• _Required work_
Omit all images. Write out the rest of the material exactly.

[Data listing]
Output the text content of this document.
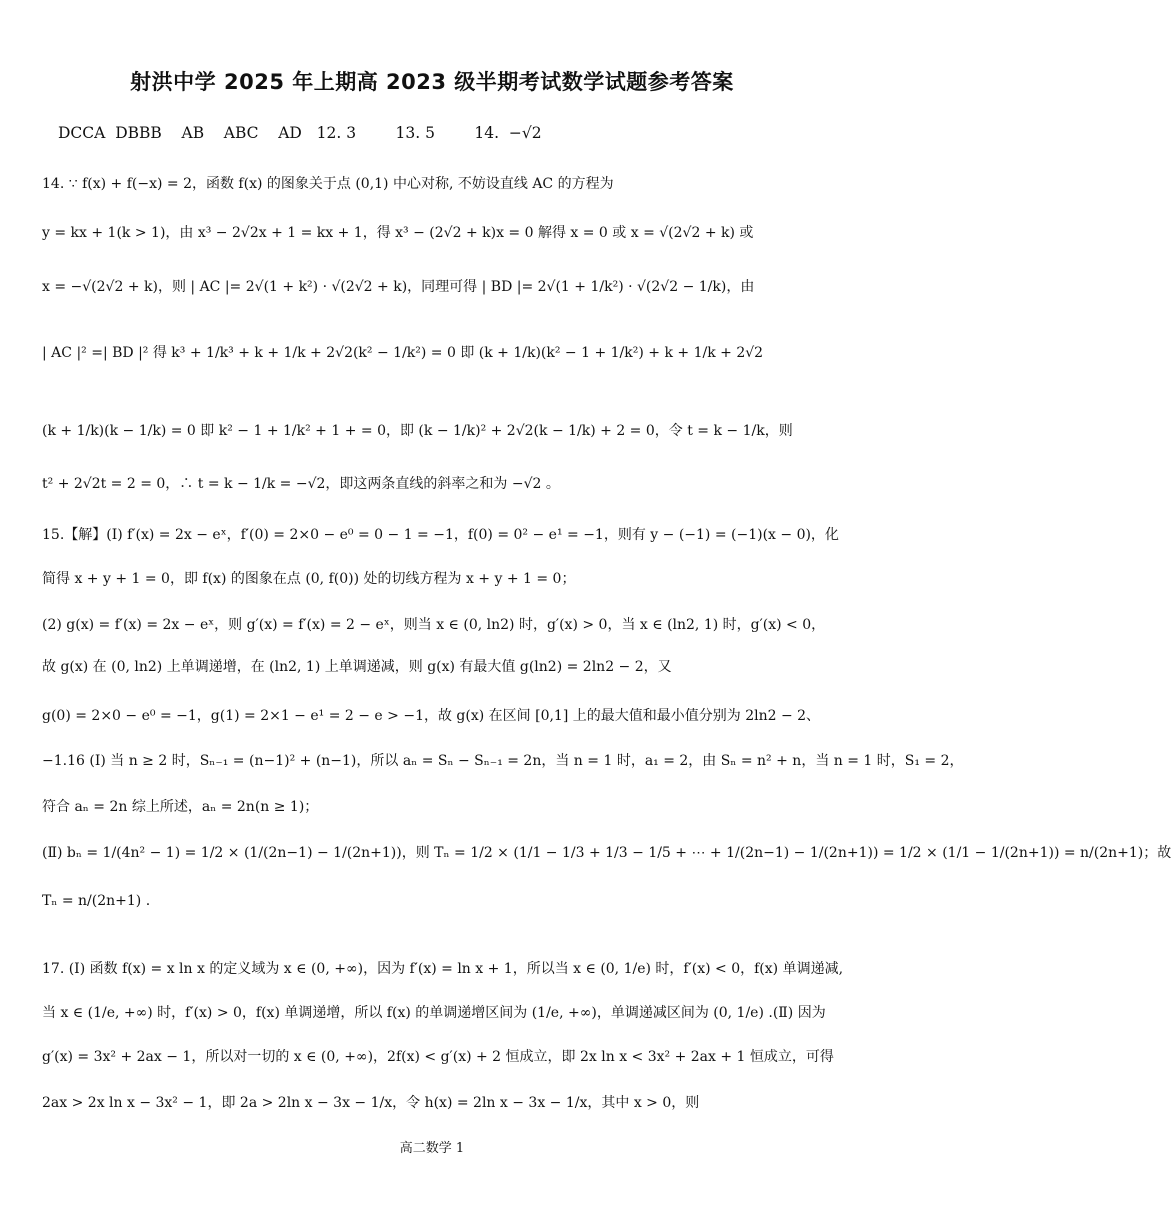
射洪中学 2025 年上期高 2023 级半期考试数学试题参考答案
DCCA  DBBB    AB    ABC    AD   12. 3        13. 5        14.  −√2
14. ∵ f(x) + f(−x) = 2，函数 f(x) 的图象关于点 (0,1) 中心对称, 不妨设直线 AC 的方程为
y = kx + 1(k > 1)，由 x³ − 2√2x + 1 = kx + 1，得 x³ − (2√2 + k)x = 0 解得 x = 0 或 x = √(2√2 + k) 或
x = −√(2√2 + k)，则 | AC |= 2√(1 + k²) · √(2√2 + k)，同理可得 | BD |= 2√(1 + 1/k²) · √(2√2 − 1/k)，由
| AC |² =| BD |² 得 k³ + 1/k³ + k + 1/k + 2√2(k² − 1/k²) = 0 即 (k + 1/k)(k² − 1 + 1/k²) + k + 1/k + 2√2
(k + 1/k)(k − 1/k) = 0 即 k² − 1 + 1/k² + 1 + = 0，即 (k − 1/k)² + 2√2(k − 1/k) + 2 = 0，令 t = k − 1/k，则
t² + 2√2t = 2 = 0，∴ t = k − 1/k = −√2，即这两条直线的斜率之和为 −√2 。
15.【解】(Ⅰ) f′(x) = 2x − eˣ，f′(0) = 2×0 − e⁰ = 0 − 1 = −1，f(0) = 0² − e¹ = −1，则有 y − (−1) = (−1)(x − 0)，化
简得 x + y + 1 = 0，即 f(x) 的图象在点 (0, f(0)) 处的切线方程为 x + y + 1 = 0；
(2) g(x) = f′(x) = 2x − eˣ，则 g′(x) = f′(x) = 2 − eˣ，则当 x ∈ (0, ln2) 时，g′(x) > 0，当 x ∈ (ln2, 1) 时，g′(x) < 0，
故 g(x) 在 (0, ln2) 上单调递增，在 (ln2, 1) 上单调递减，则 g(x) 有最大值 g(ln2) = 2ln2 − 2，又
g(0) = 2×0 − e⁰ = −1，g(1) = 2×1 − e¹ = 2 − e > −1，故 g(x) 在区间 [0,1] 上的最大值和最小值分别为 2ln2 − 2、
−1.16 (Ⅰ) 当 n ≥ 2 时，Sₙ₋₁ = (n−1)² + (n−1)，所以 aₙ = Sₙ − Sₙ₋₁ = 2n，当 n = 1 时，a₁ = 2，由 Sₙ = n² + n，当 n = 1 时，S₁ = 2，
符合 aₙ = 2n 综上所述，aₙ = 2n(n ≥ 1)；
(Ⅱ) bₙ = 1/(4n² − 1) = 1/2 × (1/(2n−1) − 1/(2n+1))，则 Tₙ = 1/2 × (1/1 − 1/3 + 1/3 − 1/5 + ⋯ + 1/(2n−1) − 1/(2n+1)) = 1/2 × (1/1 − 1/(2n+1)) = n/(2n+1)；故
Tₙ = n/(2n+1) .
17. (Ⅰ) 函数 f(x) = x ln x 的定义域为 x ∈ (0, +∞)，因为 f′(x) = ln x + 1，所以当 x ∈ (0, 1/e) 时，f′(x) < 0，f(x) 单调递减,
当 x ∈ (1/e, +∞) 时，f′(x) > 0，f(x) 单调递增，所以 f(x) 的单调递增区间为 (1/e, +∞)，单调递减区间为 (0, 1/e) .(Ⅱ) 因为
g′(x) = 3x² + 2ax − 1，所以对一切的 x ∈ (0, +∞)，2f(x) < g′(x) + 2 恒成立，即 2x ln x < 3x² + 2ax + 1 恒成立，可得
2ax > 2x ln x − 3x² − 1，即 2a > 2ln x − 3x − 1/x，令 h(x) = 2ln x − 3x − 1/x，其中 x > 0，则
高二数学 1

• _Exercise output_
Output the text content of this document.
射洪中学 2025 年上期高 2023 级半期考试数学试题参考答案
DCCA  DBBB    AB    ABC    AD   12. 3        13. 5        14.  −√2
14. ∵ f(x) + f(−x) = 2，函数 f(x) 的图象关于点 (0,1) 中心对称, 不妨设直线 AC 的方程为
y = kx + 1(k > 1)，由 x³ − 2√2x + 1 = kx + 1，得 x³ − (2√2 + k)x = 0 解得 x = 0 或 x = √(2√2 + k) 或
x = −√(2√2 + k)，则 | AC |= 2√(1 + k²) · √(2√2 + k)，同理可得 | BD |= 2√(1 + 1/k²) · √(2√2 − 1/k)，由
| AC |² =| BD |² 得 k³ + 1/k³ + k + 1/k + 2√2(k² − 1/k²) = 0 即 (k + 1/k)(k² − 1 + 1/k²) + k + 1/k + 2√2
(k + 1/k)(k − 1/k) = 0 即 k² − 1 + 1/k² + 1 + = 0，即 (k − 1/k)² + 2√2(k − 1/k) + 2 = 0，令 t = k − 1/k，则
t² + 2√2t = 2 = 0，∴ t = k − 1/k = −√2，即这两条直线的斜率之和为 −√2 。
15.【解】(Ⅰ) f′(x) = 2x − eˣ，f′(0) = 2×0 − e⁰ = 0 − 1 = −1，f(0) = 0² − e¹ = −1，则有 y − (−1) = (−1)(x − 0)，化
简得 x + y + 1 = 0，即 f(x) 的图象在点 (0, f(0)) 处的切线方程为 x + y + 1 = 0；
(2) g(x) = f′(x) = 2x − eˣ，则 g′(x) = f′(x) = 2 − eˣ，则当 x ∈ (0, ln2) 时，g′(x) > 0，当 x ∈ (ln2, 1) 时，g′(x) < 0，
故 g(x) 在 (0, ln2) 上单调递增，在 (ln2, 1) 上单调递减，则 g(x) 有最大值 g(ln2) = 2ln2 − 2，又
g(0) = 2×0 − e⁰ = −1，g(1) = 2×1 − e¹ = 2 − e > −1，故 g(x) 在区间 [0,1] 上的最大值和最小值分别为 2ln2 − 2、
−1.16 (Ⅰ) 当 n ≥ 2 时，Sₙ₋₁ = (n−1)² + (n−1)，所以 aₙ = Sₙ − Sₙ₋₁ = 2n，当 n = 1 时，a₁ = 2，由 Sₙ = n² + n，当 n = 1 时，S₁ = 2，
符合 aₙ = 2n 综上所述，aₙ = 2n(n ≥ 1)；
(Ⅱ) bₙ = 1/(4n² − 1) = 1/2 × (1/(2n−1) − 1/(2n+1))，则 Tₙ = 1/2 × (1/1 − 1/3 + 1/3 − 1/5 + ⋯ + 1/(2n−1) − 1/(2n+1)) = 1/2 × (1/1 − 1/(2n+1)) = n/(2n+1)；故
Tₙ = n/(2n+1) .
17. (Ⅰ) 函数 f(x) = x ln x 的定义域为 x ∈ (0, +∞)，因为 f′(x) = ln x + 1，所以当 x ∈ (0, 1/e) 时，f′(x) < 0，f(x) 单调递减,
当 x ∈ (1/e, +∞) 时，f′(x) > 0，f(x) 单调递增，所以 f(x) 的单调递增区间为 (1/e, +∞)，单调递减区间为 (0, 1/e) .(Ⅱ) 因为
g′(x) = 3x² + 2ax − 1，所以对一切的 x ∈ (0, +∞)，2f(x) < g′(x) + 2 恒成立，即 2x ln x < 3x² + 2ax + 1 恒成立，可得
2ax > 2x ln x − 3x² − 1，即 2a > 2ln x − 3x − 1/x，令 h(x) = 2ln x − 3x − 1/x，其中 x > 0，则
高二数学 1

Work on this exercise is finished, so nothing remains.